(Requirements): From the entries that follow, pick out all lines holding "name".

[Entries from a visual dataset]
--- Begin ---

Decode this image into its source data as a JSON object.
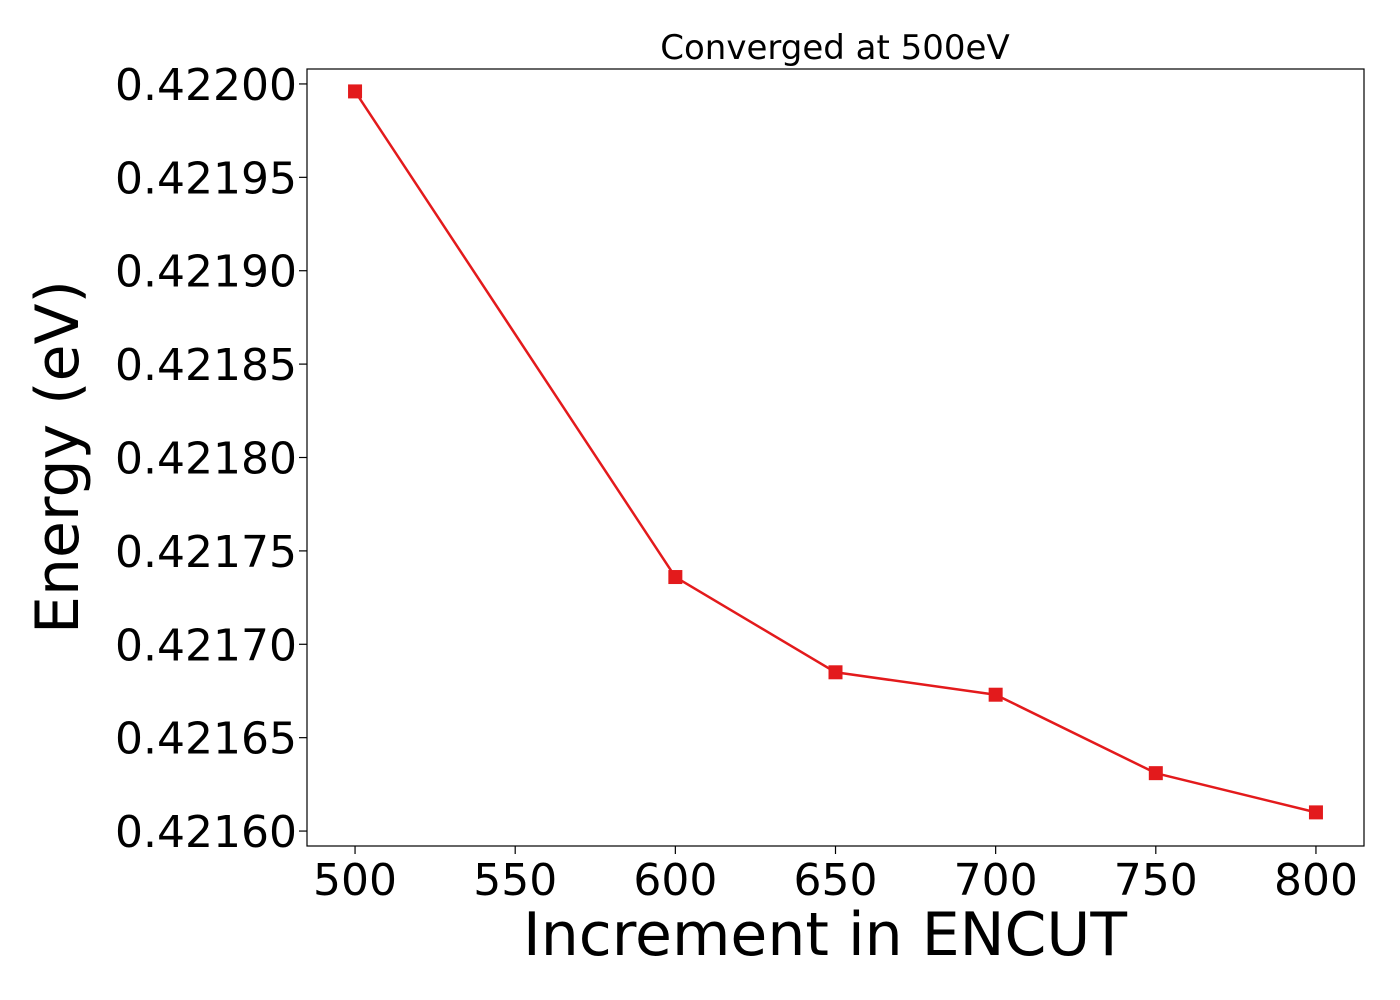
{
  "chart_data": {
    "type": "line",
    "title": "Converged at 500eV",
    "xlabel": "Increment in ENCUT",
    "ylabel": "Energy (eV)",
    "xlim": [
      485,
      815
    ],
    "ylim": [
      0.421592,
      0.422008
    ],
    "x_ticks": [
      500,
      550,
      600,
      650,
      700,
      750,
      800
    ],
    "y_ticks": [
      0.4216,
      0.42165,
      0.4217,
      0.42175,
      0.4218,
      0.42185,
      0.4219,
      0.42195,
      0.422
    ],
    "y_tick_decimals": 5,
    "grid": false,
    "legend": "none",
    "series": [
      {
        "x": [
          500,
          600,
          650,
          700,
          750,
          800
        ],
        "values": [
          0.421996,
          0.421736,
          0.421685,
          0.421673,
          0.421631,
          0.42161
        ],
        "color": "#e31a1c",
        "marker": "square"
      }
    ]
  }
}
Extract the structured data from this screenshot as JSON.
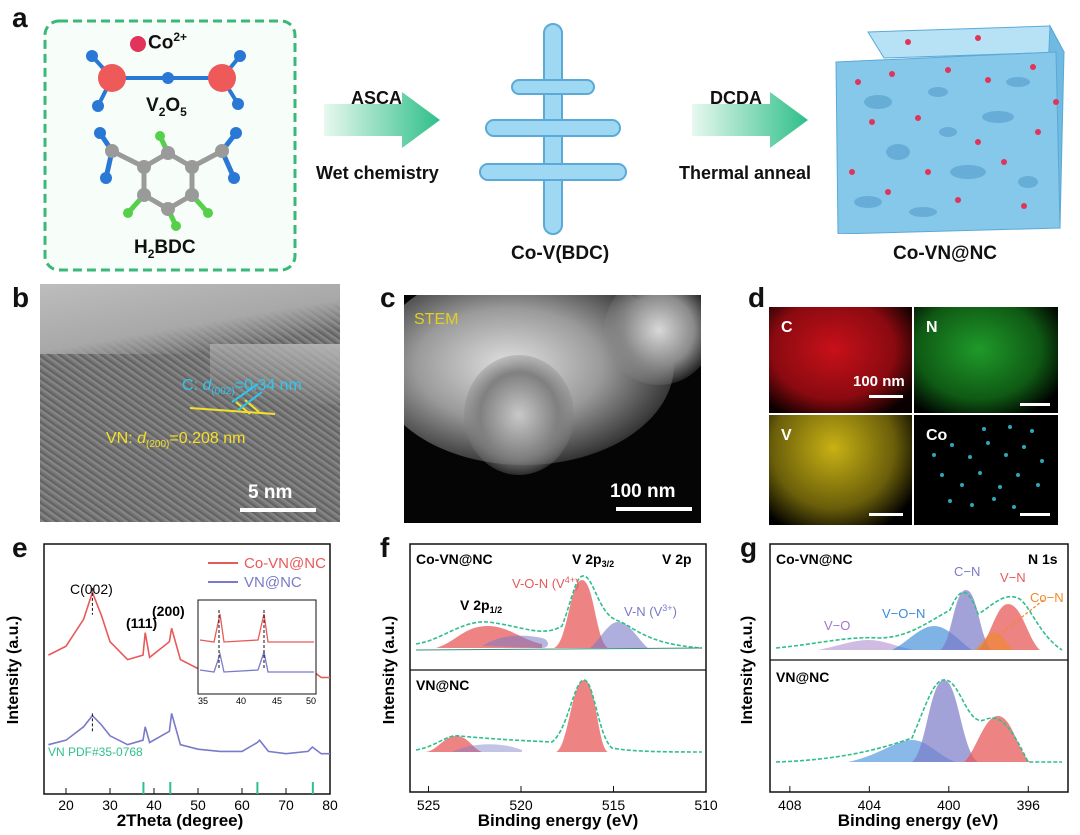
{
  "panel_a": {
    "label": "a",
    "ion": "Co",
    "ion_charge": "2+",
    "v2o5_main": "V",
    "v2o5_sub1": "2",
    "v2o5_mid": "O",
    "v2o5_sub2": "5",
    "h2bdc_main": "H",
    "h2bdc_sub": "2",
    "h2bdc_rest": "BDC",
    "arrow1_top": "ASCA",
    "arrow1_bottom": "Wet chemistry",
    "intermediate": "Co-V(BDC)",
    "arrow2_top": "DCDA",
    "arrow2_bottom": "Thermal anneal",
    "product": "Co-VN@NC",
    "colors": {
      "frame": "#3ab87a",
      "arrow": "#2fbf8a",
      "rod": "#8fd0ee",
      "cube": "#7fc6ea",
      "dot": "#e2335a",
      "atom_v": "#ee5a5a",
      "atom_o": "#2a78d6",
      "atom_c": "#9a9a9a",
      "atom_h": "#56d04a"
    }
  },
  "panel_b": {
    "label": "b",
    "c_prefix": "C: ",
    "c_d": "d",
    "c_sub": "(002)",
    "c_value": "=0.34 nm",
    "vn_prefix": "VN: ",
    "vn_d": "d",
    "vn_sub": "(200)",
    "vn_value": "=0.208 nm",
    "scale": "5 nm"
  },
  "panel_c": {
    "label": "c",
    "mode": "STEM",
    "scale": "100 nm"
  },
  "panel_d": {
    "label": "d",
    "maps": [
      "C",
      "N",
      "V",
      "Co"
    ],
    "scale": "100 nm",
    "colors": [
      "#c8101a",
      "#1f9a2a",
      "#c8b214",
      "#2aa8b8"
    ]
  },
  "panel_e": {
    "label": "e",
    "chart_data": {
      "type": "line",
      "xlabel": "2Theta (degree)",
      "ylabel": "Intensity (a.u.)",
      "xlim": [
        15,
        80
      ],
      "xticks": [
        "20",
        "30",
        "40",
        "50",
        "60",
        "70",
        "80"
      ],
      "series": [
        {
          "name": "Co-VN@NC",
          "color": "#e85a5a",
          "x": [
            16,
            20,
            24,
            26,
            28,
            30,
            34,
            37.5,
            38,
            39,
            43.5,
            44,
            46,
            50,
            55,
            60,
            63.5,
            64,
            66,
            70,
            75,
            76,
            78,
            80
          ],
          "y": [
            0.62,
            0.66,
            0.78,
            0.9,
            0.8,
            0.68,
            0.6,
            0.62,
            0.72,
            0.61,
            0.68,
            0.74,
            0.6,
            0.56,
            0.54,
            0.53,
            0.57,
            0.58,
            0.53,
            0.52,
            0.53,
            0.55,
            0.52,
            0.52
          ]
        },
        {
          "name": "VN@NC",
          "color": "#7a7ac8",
          "x": [
            16,
            20,
            24,
            26,
            28,
            30,
            34,
            37.5,
            38,
            39,
            43.5,
            44,
            46,
            50,
            55,
            60,
            63.5,
            64,
            66,
            70,
            75,
            76,
            78,
            80
          ],
          "y": [
            0.22,
            0.24,
            0.3,
            0.35,
            0.31,
            0.26,
            0.22,
            0.24,
            0.3,
            0.23,
            0.28,
            0.36,
            0.22,
            0.2,
            0.19,
            0.19,
            0.23,
            0.24,
            0.19,
            0.18,
            0.19,
            0.21,
            0.18,
            0.18
          ]
        }
      ],
      "annotations": [
        "C(002)",
        "(111)",
        "(200)"
      ],
      "reference": {
        "name": "VN PDF#35-0768",
        "positions": [
          37.6,
          43.7,
          63.5,
          76.1
        ]
      },
      "inset": {
        "xlim": [
          35,
          50
        ],
        "xticks": [
          "35",
          "40",
          "45",
          "50"
        ]
      }
    }
  },
  "panel_f": {
    "label": "f",
    "chart_data": {
      "type": "line",
      "xlabel": "Binding energy (eV)",
      "ylabel": "Intensity (a.u.)",
      "xlim": [
        526,
        510
      ],
      "xticks": [
        "525",
        "520",
        "515",
        "510"
      ],
      "region": "V 2p",
      "samples": [
        "Co-VN@NC",
        "VN@NC"
      ],
      "peaks_top": [
        {
          "label": "V 2p1/2",
          "center": 522.5
        },
        {
          "label": "V-O-N (V4+)",
          "center": 515.5,
          "color": "#e85a5a"
        },
        {
          "label": "V 2p3/2",
          "center": 515.2
        },
        {
          "label": "V-N (V3+)",
          "center": 513.8,
          "color": "#7a7ac8"
        }
      ],
      "peaks_bottom": [
        {
          "center": 524
        },
        {
          "center": 516.3
        }
      ]
    },
    "region_label": "V 2p",
    "p12_main": "V 2p",
    "p12_sub": "1/2",
    "p32_main": "V 2p",
    "p32_sub": "3/2",
    "von_main": "V-O-N (V",
    "von_sup": "4+",
    "vn_main": "V-N (V",
    "vn_sup": "3+",
    "close": ")",
    "sample_top": "Co-VN@NC",
    "sample_bottom": "VN@NC"
  },
  "panel_g": {
    "label": "g",
    "chart_data": {
      "type": "line",
      "xlabel": "Binding energy (eV)",
      "xlim": [
        409,
        394
      ],
      "xticks": [
        "408",
        "404",
        "400",
        "396"
      ],
      "region": "N 1s",
      "samples": [
        "Co-VN@NC",
        "VN@NC"
      ],
      "peaks_top": [
        {
          "label": "V−O",
          "center": 404.5,
          "color": "#a278c8"
        },
        {
          "label": "V−O−N",
          "center": 400.5,
          "color": "#3a8ad8"
        },
        {
          "label": "C−N",
          "center": 399.3,
          "color": "#7a7ac8"
        },
        {
          "label": "V−N",
          "center": 397.2,
          "color": "#e85a5a"
        },
        {
          "label": "Co−N",
          "center": 397.8,
          "color": "#f08a2a"
        }
      ],
      "peaks_bottom": [
        {
          "center": 402
        },
        {
          "center": 400.2
        },
        {
          "center": 397.6
        }
      ]
    },
    "region_label": "N 1s",
    "sample_top": "Co-VN@NC",
    "sample_bottom": "VN@NC",
    "lbl_vo": "V−O",
    "lbl_von": "V−O−N",
    "lbl_cn": "C−N",
    "lbl_vn": "V−N",
    "lbl_con": "Co−N"
  }
}
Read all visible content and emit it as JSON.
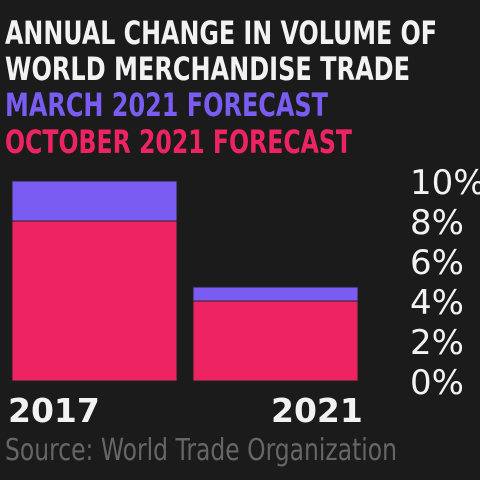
{
  "chart_data": {
    "type": "bar",
    "title": [
      "ANNUAL CHANGE IN VOLUME OF",
      "WORLD MERCHANDISE TRADE"
    ],
    "categories": [
      "2017",
      "2021"
    ],
    "series": [
      {
        "name": "MARCH 2021 FORECAST",
        "color": "#7b5cf2",
        "values": [
          10,
          4.7
        ]
      },
      {
        "name": "OCTOBER 2021 FORECAST",
        "color": "#ee2462",
        "values": [
          8,
          4
        ]
      }
    ],
    "ylim": [
      0,
      10
    ],
    "yticks": [
      {
        "value": 0,
        "label": "0%"
      },
      {
        "value": 2,
        "label": "2%"
      },
      {
        "value": 4,
        "label": "4%"
      },
      {
        "value": 6,
        "label": "6%"
      },
      {
        "value": 8,
        "label": "8%"
      },
      {
        "value": 10,
        "label": "10%"
      }
    ],
    "source": "Source: World Trade Organization"
  }
}
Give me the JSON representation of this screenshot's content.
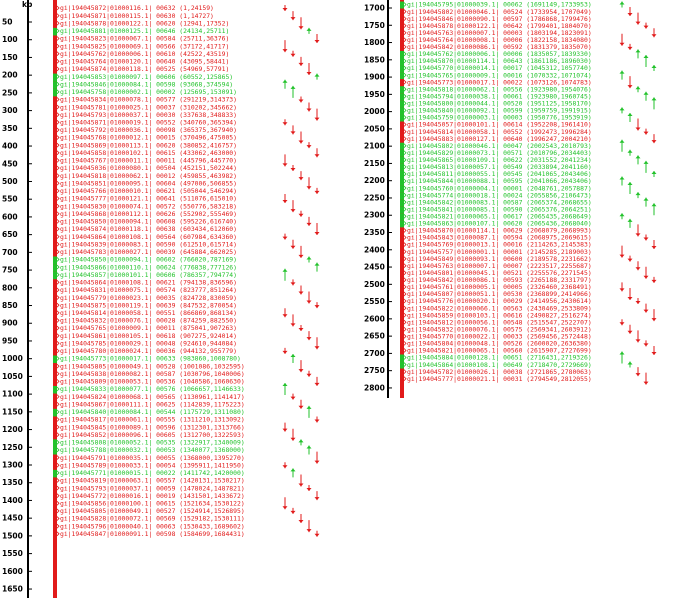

--- End ---

(Exercise solution):
          "name": "Co-VN@NC",
          "name": "VN@NC",
        "name": "VN PDF#35-0768",
        "name": "MARCH 2021 FORECAST",
        "name": "OCTOBER 2021 FORECAST",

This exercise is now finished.